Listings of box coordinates
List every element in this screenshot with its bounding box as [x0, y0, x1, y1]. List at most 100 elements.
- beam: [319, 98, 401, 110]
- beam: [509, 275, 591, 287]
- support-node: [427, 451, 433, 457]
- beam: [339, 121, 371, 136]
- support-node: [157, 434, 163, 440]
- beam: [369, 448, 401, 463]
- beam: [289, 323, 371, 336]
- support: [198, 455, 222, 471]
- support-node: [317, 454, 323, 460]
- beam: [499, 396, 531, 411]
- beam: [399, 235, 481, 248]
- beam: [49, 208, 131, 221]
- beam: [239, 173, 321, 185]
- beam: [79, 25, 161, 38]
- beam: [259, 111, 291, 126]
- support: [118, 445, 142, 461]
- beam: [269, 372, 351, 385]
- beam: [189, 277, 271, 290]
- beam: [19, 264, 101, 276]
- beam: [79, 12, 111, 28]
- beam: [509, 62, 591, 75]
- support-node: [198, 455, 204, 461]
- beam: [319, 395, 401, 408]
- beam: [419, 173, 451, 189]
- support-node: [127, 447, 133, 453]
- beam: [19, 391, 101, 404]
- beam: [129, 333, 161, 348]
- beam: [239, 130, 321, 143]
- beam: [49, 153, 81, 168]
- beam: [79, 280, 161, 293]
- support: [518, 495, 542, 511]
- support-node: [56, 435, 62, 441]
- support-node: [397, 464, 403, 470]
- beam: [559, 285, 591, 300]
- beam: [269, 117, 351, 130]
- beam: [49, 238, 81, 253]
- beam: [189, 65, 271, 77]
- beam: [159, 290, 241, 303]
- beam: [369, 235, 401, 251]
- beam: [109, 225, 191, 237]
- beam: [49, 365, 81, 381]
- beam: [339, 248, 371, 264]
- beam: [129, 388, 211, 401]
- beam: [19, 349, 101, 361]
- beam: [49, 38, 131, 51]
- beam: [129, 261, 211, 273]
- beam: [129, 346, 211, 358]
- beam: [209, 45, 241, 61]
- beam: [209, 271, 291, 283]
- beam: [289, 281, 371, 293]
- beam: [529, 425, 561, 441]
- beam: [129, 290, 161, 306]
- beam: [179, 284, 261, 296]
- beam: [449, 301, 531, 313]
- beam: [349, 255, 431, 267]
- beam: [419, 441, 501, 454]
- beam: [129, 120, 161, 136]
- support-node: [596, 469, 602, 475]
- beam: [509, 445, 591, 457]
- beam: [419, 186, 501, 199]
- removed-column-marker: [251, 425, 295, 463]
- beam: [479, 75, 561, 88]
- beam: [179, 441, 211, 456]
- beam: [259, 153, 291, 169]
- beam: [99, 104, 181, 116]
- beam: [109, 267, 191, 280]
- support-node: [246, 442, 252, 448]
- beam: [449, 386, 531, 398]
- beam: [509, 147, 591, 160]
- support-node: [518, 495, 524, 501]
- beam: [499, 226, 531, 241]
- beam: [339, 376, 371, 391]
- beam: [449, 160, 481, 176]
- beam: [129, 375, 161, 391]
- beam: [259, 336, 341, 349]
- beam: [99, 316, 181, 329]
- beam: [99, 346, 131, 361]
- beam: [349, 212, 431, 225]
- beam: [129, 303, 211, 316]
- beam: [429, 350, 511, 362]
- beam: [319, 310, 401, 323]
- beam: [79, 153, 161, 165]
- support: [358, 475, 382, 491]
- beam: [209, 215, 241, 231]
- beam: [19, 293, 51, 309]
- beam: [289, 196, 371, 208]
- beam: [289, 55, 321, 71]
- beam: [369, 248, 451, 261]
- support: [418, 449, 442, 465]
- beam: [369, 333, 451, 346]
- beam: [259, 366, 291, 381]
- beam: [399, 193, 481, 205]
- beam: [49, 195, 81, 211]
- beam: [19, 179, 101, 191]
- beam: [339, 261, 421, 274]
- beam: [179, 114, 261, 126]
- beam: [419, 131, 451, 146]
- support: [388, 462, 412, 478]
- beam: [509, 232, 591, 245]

◆ **Given task**
Recast each line of the data above as a JSON array of strings, one string per line, and leave out any blank lines.

◆ **Solution to this problem**
[
  "List every element in this screenshot with its bounding box as [x0, y0, x1, y1]. List at most 100 elements.",
  "- beam: [319, 98, 401, 110]",
  "- beam: [509, 275, 591, 287]",
  "- support-node: [427, 451, 433, 457]",
  "- beam: [339, 121, 371, 136]",
  "- support-node: [157, 434, 163, 440]",
  "- beam: [369, 448, 401, 463]",
  "- beam: [289, 323, 371, 336]",
  "- support: [198, 455, 222, 471]",
  "- support-node: [317, 454, 323, 460]",
  "- beam: [499, 396, 531, 411]",
  "- beam: [399, 235, 481, 248]",
  "- beam: [49, 208, 131, 221]",
  "- beam: [239, 173, 321, 185]",
  "- beam: [79, 25, 161, 38]",
  "- beam: [259, 111, 291, 126]",
  "- support: [118, 445, 142, 461]",
  "- beam: [269, 372, 351, 385]",
  "- beam: [189, 277, 271, 290]",
  "- beam: [19, 264, 101, 276]",
  "- beam: [79, 12, 111, 28]",
  "- beam: [509, 62, 591, 75]",
  "- support-node: [198, 455, 204, 461]",
  "- beam: [319, 395, 401, 408]",
  "- beam: [419, 173, 451, 189]",
  "- support-node: [127, 447, 133, 453]",
  "- beam: [19, 391, 101, 404]",
  "- beam: [129, 333, 161, 348]",
  "- beam: [239, 130, 321, 143]",
  "- beam: [49, 153, 81, 168]",
  "- beam: [79, 280, 161, 293]",
  "- support: [518, 495, 542, 511]",
  "- support-node: [56, 435, 62, 441]",
  "- support-node: [397, 464, 403, 470]",
  "- beam: [559, 285, 591, 300]",
  "- beam: [269, 117, 351, 130]",
  "- beam: [49, 238, 81, 253]",
  "- beam: [189, 65, 271, 77]",
  "- beam: [159, 290, 241, 303]",
  "- beam: [369, 235, 401, 251]",
  "- beam: [109, 225, 191, 237]",
  "- beam: [49, 365, 81, 381]",
  "- beam: [339, 248, 371, 264]",
  "- beam: [129, 388, 211, 401]",
  "- beam: [19, 349, 101, 361]",
  "- beam: [49, 38, 131, 51]",
  "- beam: [129, 261, 211, 273]",
  "- beam: [129, 346, 211, 358]",
  "- beam: [209, 45, 241, 61]",
  "- beam: [209, 271, 291, 283]",
  "- beam: [289, 281, 371, 293]",
  "- beam: [529, 425, 561, 441]",
  "- beam: [129, 290, 161, 306]",
  "- beam: [179, 284, 261, 296]",
  "- beam: [449, 301, 531, 313]",
  "- beam: [349, 255, 431, 267]",
  "- beam: [419, 441, 501, 454]",
  "- beam: [129, 120, 161, 136]",
  "- support-node: [596, 469, 602, 475]",
  "- beam: [509, 445, 591, 457]",
  "- beam: [419, 186, 501, 199]",
  "- removed-column-marker: [251, 425, 295, 463]",
  "- beam: [479, 75, 561, 88]",
  "- beam: [179, 441, 211, 456]",
  "- beam: [259, 153, 291, 169]",
  "- beam: [99, 104, 181, 116]",
  "- beam: [109, 267, 191, 280]",
  "- support-node: [246, 442, 252, 448]",
  "- beam: [449, 386, 531, 398]",
  "- beam: [509, 147, 591, 160]",
  "- support-node: [518, 495, 524, 501]",
  "- beam: [499, 226, 531, 241]",
  "- beam: [339, 376, 371, 391]",
  "- beam: [449, 160, 481, 176]",
  "- beam: [129, 375, 161, 391]",
  "- beam: [259, 336, 341, 349]",
  "- beam: [99, 316, 181, 329]",
  "- beam: [99, 346, 131, 361]",
  "- beam: [349, 212, 431, 225]",
  "- beam: [129, 303, 211, 316]",
  "- beam: [429, 350, 511, 362]",
  "- beam: [319, 310, 401, 323]",
  "- beam: [79, 153, 161, 165]",
  "- support: [358, 475, 382, 491]",
  "- beam: [209, 215, 241, 231]",
  "- beam: [19, 293, 51, 309]",
  "- beam: [289, 196, 371, 208]",
  "- beam: [289, 55, 321, 71]",
  "- beam: [369, 248, 451, 261]",
  "- support: [418, 449, 442, 465]",
  "- beam: [369, 333, 451, 346]",
  "- beam: [259, 366, 291, 381]",
  "- beam: [399, 193, 481, 205]",
  "- beam: [49, 195, 81, 211]",
  "- beam: [19, 179, 101, 191]",
  "- beam: [339, 261, 421, 274]",
  "- beam: [179, 114, 261, 126]",
  "- beam: [419, 131, 451, 146]",
  "- support: [388, 462, 412, 478]",
  "- beam: [509, 232, 591, 245]"
]